**What you should do**
Repeat each line word for word.
☆ ☆ ☆ ☆ ☆ ☆ ☆
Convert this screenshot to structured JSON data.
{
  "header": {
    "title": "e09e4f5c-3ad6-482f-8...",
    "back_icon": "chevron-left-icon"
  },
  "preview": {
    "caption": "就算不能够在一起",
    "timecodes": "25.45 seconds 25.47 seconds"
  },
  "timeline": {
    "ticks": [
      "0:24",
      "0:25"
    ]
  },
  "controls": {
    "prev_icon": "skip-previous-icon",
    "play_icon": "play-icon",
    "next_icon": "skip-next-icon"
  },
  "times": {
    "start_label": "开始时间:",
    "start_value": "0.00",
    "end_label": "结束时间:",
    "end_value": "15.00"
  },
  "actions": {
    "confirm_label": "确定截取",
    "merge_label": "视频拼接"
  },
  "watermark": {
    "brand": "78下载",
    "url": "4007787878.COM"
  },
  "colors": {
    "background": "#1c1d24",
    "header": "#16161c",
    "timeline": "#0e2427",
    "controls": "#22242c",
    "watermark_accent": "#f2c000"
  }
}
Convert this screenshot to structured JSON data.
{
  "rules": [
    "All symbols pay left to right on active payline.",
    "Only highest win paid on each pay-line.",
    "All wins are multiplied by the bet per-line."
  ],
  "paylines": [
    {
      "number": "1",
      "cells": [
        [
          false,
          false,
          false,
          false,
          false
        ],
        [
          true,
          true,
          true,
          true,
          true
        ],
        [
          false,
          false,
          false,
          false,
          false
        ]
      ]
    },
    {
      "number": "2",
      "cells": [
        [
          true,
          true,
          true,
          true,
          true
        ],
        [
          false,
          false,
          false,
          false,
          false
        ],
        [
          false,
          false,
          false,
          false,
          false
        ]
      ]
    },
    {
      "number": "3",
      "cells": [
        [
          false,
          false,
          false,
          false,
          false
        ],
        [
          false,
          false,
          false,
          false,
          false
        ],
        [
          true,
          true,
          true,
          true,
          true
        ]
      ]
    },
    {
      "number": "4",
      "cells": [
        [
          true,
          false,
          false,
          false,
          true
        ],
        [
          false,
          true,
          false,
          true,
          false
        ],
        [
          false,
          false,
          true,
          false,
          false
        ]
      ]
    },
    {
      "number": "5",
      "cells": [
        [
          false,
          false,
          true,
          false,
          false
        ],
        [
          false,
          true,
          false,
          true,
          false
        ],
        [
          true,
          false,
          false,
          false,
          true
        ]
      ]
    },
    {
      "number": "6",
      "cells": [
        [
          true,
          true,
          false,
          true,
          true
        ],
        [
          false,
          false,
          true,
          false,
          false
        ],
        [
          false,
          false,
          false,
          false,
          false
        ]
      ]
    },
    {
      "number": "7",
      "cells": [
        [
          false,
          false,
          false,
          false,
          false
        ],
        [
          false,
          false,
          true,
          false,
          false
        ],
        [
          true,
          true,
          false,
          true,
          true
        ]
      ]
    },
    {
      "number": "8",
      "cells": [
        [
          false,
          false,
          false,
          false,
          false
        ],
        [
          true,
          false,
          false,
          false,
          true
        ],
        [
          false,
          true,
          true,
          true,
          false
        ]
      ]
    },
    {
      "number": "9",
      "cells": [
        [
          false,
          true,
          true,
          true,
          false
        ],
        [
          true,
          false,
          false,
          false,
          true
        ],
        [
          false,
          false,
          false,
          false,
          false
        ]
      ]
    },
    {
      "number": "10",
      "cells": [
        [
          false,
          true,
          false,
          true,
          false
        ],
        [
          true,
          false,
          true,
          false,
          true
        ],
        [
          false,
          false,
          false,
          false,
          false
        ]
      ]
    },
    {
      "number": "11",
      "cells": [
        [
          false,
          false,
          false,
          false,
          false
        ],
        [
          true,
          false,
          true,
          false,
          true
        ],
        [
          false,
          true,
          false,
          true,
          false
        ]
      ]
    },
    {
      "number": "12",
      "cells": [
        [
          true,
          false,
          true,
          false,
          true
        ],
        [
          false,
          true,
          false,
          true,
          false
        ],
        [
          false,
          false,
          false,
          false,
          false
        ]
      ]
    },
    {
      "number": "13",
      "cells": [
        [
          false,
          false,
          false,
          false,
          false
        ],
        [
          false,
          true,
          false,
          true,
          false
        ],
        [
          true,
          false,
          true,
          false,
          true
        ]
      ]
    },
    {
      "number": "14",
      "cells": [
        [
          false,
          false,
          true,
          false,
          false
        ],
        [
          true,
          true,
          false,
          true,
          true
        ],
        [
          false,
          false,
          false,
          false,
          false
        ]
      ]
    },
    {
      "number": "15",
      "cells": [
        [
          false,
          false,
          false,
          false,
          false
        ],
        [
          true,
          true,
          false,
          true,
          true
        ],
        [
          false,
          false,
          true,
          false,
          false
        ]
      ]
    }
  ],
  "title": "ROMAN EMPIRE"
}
☆ ☆ ☆ ☆ ☆ ☆ ☆
**Response to the exercise**
Convert this screenshot to structured JSON data.
{
  "header": {
    "title": "e09e4f5c-3ad6-482f-8...",
    "back_icon": "chevron-left-icon"
  },
  "preview": {
    "caption": "就算不能够在一起",
    "timecodes": "25.45 seconds 25.47 seconds"
  },
  "timeline": {
    "ticks": [
      "0:24",
      "0:25"
    ]
  },
  "controls": {
    "prev_icon": "skip-previous-icon",
    "play_icon": "play-icon",
    "next_icon": "skip-next-icon"
  },
  "times": {
    "start_label": "开始时间:",
    "start_value": "0.00",
    "end_label": "结束时间:",
    "end_value": "15.00"
  },
  "actions": {
    "confirm_label": "确定截取",
    "merge_label": "视频拼接"
  },
  "watermark": {
    "brand": "78下载",
    "url": "4007787878.COM"
  },
  "colors": {
    "background": "#1c1d24",
    "header": "#16161c",
    "timeline": "#0e2427",
    "controls": "#22242c",
    "watermark_accent": "#f2c000"
  }
}
Convert this screenshot to structured JSON data.
{
  "rules": [
    "All symbols pay left to right on active payline.",
    "Only highest win paid on each pay-line.",
    "All wins are multiplied by the bet per-line."
  ],
  "paylines": [
    {
      "number": "1",
      "cells": [
        [
          false,
          false,
          false,
          false,
          false
        ],
        [
          true,
          true,
          true,
          true,
          true
        ],
        [
          false,
          false,
          false,
          false,
          false
        ]
      ]
    },
    {
      "number": "2",
      "cells": [
        [
          true,
          true,
          true,
          true,
          true
        ],
        [
          false,
          false,
          false,
          false,
          false
        ],
        [
          false,
          false,
          false,
          false,
          false
        ]
      ]
    },
    {
      "number": "3",
      "cells": [
        [
          false,
          false,
          false,
          false,
          false
        ],
        [
          false,
          false,
          false,
          false,
          false
        ],
        [
          true,
          true,
          true,
          true,
          true
        ]
      ]
    },
    {
      "number": "4",
      "cells": [
        [
          true,
          false,
          false,
          false,
          true
        ],
        [
          false,
          true,
          false,
          true,
          false
        ],
        [
          false,
          false,
          true,
          false,
          false
        ]
      ]
    },
    {
      "number": "5",
      "cells": [
        [
          false,
          false,
          true,
          false,
          false
        ],
        [
          false,
          true,
          false,
          true,
          false
        ],
        [
          true,
          false,
          false,
          false,
          true
        ]
      ]
    },
    {
      "number": "6",
      "cells": [
        [
          true,
          true,
          false,
          true,
          true
        ],
        [
          false,
          false,
          true,
          false,
          false
        ],
        [
          false,
          false,
          false,
          false,
          false
        ]
      ]
    },
    {
      "number": "7",
      "cells": [
        [
          false,
          false,
          false,
          false,
          false
        ],
        [
          false,
          false,
          true,
          false,
          false
        ],
        [
          true,
          true,
          false,
          true,
          true
        ]
      ]
    },
    {
      "number": "8",
      "cells": [
        [
          false,
          false,
          false,
          false,
          false
        ],
        [
          true,
          false,
          false,
          false,
          true
        ],
        [
          false,
          true,
          true,
          true,
          false
        ]
      ]
    },
    {
      "number": "9",
      "cells": [
        [
          false,
          true,
          true,
          true,
          false
        ],
        [
          true,
          false,
          false,
          false,
          true
        ],
        [
          false,
          false,
          false,
          false,
          false
        ]
      ]
    },
    {
      "number": "10",
      "cells": [
        [
          false,
          true,
          false,
          true,
          false
        ],
        [
          true,
          false,
          true,
          false,
          true
        ],
        [
          false,
          false,
          false,
          false,
          false
        ]
      ]
    },
    {
      "number": "11",
      "cells": [
        [
          false,
          false,
          false,
          false,
          false
        ],
        [
          true,
          false,
          true,
          false,
          true
        ],
        [
          false,
          true,
          false,
          true,
          false
        ]
      ]
    },
    {
      "number": "12",
      "cells": [
        [
          true,
          false,
          true,
          false,
          true
        ],
        [
          false,
          true,
          false,
          true,
          false
        ],
        [
          false,
          false,
          false,
          false,
          false
        ]
      ]
    },
    {
      "number": "13",
      "cells": [
        [
          false,
          false,
          false,
          false,
          false
        ],
        [
          false,
          true,
          false,
          true,
          false
        ],
        [
          true,
          false,
          true,
          false,
          true
        ]
      ]
    },
    {
      "number": "14",
      "cells": [
        [
          false,
          false,
          true,
          false,
          false
        ],
        [
          true,
          true,
          false,
          true,
          true
        ],
        [
          false,
          false,
          false,
          false,
          false
        ]
      ]
    },
    {
      "number": "15",
      "cells": [
        [
          false,
          false,
          false,
          false,
          false
        ],
        [
          true,
          true,
          false,
          true,
          true
        ],
        [
          false,
          false,
          true,
          false,
          false
        ]
      ]
    }
  ],
  "title": "ROMAN EMPIRE"
}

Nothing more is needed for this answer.